Track down every line below that holds "lastryko" and copy it.

= = = =

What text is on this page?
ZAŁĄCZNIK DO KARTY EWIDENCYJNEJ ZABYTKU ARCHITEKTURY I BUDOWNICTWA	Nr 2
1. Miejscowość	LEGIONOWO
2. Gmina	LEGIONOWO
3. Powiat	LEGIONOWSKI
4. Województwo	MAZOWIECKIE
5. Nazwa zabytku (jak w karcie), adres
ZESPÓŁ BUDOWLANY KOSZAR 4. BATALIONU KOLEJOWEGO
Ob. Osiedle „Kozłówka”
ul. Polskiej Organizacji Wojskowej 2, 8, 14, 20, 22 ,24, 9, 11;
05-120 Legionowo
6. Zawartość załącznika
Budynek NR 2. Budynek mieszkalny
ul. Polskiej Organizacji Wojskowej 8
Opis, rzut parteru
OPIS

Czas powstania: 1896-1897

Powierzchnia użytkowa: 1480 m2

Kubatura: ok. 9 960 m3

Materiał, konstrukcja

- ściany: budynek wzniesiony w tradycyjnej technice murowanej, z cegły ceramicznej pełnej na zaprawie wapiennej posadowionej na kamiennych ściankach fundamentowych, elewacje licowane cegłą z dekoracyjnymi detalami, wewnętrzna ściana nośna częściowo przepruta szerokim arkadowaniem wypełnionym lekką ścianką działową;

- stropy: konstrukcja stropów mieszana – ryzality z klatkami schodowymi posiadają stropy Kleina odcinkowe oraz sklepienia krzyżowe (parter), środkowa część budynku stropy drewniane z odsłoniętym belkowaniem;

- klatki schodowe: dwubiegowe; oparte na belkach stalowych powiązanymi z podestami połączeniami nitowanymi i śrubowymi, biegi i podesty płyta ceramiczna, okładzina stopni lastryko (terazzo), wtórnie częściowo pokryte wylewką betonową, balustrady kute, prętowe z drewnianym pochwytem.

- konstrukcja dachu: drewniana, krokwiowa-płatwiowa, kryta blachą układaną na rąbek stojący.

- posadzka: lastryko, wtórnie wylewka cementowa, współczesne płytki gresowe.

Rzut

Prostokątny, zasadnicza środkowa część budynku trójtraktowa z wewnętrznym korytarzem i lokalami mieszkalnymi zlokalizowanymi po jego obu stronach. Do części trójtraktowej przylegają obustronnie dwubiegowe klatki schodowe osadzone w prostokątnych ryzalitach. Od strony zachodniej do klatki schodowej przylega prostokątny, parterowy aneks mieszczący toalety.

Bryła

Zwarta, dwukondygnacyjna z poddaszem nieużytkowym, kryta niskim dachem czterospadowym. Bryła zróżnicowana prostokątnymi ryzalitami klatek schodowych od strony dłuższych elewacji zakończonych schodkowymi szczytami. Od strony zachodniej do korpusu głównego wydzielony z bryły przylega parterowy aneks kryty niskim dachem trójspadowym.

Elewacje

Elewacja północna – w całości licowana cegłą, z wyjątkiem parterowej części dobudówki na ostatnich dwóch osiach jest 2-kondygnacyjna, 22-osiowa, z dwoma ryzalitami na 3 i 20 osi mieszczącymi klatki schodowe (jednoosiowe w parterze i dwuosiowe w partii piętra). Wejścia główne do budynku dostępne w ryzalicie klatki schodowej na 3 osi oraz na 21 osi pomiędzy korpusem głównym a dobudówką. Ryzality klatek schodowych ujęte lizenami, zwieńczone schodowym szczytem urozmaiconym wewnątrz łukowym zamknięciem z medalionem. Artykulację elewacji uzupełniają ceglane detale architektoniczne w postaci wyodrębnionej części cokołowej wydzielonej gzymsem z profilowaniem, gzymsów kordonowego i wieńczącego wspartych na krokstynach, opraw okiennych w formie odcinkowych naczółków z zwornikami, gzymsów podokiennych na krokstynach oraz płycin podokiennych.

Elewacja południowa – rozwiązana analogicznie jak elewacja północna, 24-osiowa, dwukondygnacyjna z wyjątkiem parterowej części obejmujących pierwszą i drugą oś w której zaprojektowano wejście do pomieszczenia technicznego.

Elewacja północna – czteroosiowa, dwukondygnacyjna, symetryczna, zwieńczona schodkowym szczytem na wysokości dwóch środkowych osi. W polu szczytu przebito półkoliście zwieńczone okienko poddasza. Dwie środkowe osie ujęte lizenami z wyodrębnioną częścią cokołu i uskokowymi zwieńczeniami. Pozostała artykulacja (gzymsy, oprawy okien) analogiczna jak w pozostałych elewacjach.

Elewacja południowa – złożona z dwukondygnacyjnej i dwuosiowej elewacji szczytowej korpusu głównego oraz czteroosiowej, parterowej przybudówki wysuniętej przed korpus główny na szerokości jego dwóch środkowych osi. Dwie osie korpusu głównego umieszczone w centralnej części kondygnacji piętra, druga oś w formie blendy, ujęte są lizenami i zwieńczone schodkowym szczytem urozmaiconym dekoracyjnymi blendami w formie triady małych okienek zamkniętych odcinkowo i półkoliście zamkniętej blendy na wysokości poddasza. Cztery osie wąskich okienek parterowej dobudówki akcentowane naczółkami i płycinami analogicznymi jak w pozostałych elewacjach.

= = = =

### [Response]
- klatki schodowe: dwubiegowe; oparte na belkach stalowych powiązanymi z podestami połączeniami nitowanymi i śrubowymi, biegi i podesty płyta ceramiczna, okładzina stopni lastryko (terazzo), wtórnie częściowo pokryte wylewką betonową, balustrady kute, prętowe z drewnianym pochwytem.
- posadzka: lastryko, wtórnie wylewka cementowa, współczesne płytki gresowe.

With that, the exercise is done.